**Page text:**

☆ ☆ ☆ ☆ ☆

Nat’lUnion Fire Ins. Co. of Pittsburgh, Pennsylvania v. Alticor, Inc., 466 F.3d 456, 457-58 (6th Cir.
2006), vacated on other grounds, 472 F.3d 436 (6th Cir. 2007); see also Nissan N. Am., Inc. v.
Johnson Elec. N. Am., Inc., No. 09-11783, 2011 U.S. Dist. LEXIS 51115, at *18 (E.D. Mich. May
12, 2011) (“In finding that a ‘reasonable probability’ exists that some “specifically identifiable
impropriety” occurred, it is appropriate for this Court to look to the applicable rules of professional
conduct.”). The “Rules of Professional Conduct adopted by the Michigan Supreme Court . . . apply
to members of the bar of this court and attorneys who practice in this court.” E.D. Mich. L.R 83.22.
Here, Plaintiff relies upon the following Michigan Rules of Professional Conduct to support
his motions:
Rule 1.7 Conflict of Interest: General Rule
(a) A lawyer shall not represent a client if the representation of that
client will be directly adverse to another client, unless:
(1) the lawyer reasonably believes the representation will not
adversely affect the relationship with the other client; and
(2) each client consents after consultation.
Rule 1.8 Conflict of Interest: Prohibited Transactions
7
(b) A lawyer shall not use information relating to representation of a
client to the disadvantage of the client unless the client consents after
consultation, except as permitted or required by Rule 1.6 or Rule 3.3.
Rule 1.9 Conflict of Interest: Former Client
(a) A lawyer who has formerly represented a client in a matter shall
not thereafter represent another person in the same or a substantially
related matter in which that person’s interests are materially adverse
to the interests of the former client unless the former client consents
after consultation.
(b) Unless the former client consents after consultation, a lawyer
shall not knowingly represent a person in the same or a substantially
related matter in which a firm with which the lawyer formerly was
associated has previously represented a client
(1) whose interests are materially adverse to that person, and
(2) about whom the lawyer had acquired information protected by
Rules 1.6 and 1.9(c) that is material to the matter.
(c) A lawyer who has formerly represented a client in a matter or
whose present or former firm has formerly represented a client in a
matter shall not thereafter:
(1) use information relating to the representation to the disadvantage
of the former client except as Rule 1.6 or Rule 3.3 would permit or
require with respect to a client, or when the information has become
generally known; or
(2) reveal information relating to the representation except as Rule
1.6 or Rule 3.3 would permit or require with respect to a client.

☆ ☆ ☆ ☆ ☆

**Given data:**
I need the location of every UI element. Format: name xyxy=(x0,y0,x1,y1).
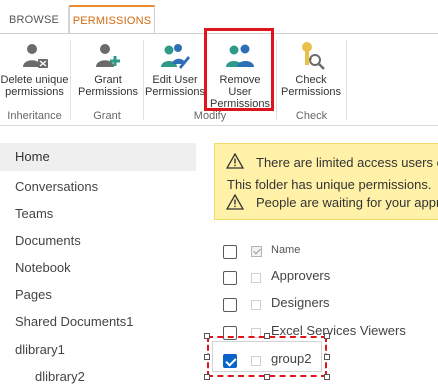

☆ ☆ ☆ ☆ ☆

**Written exercise:**
Turn the paragraph of the legal text that begins "(a) A lawyer shall not represent a client if" into a short list that keeps its main facts. The data come from a different source than the legal text.

**Solution:**
- A lawyer may not represent a client if that representation will be directly adverse to another client.
- The exception applies only if both conditions are met:
  - the lawyer reasonably believes the representation will not adversely affect the relationship with the other client, and
  - each client consents after consultation.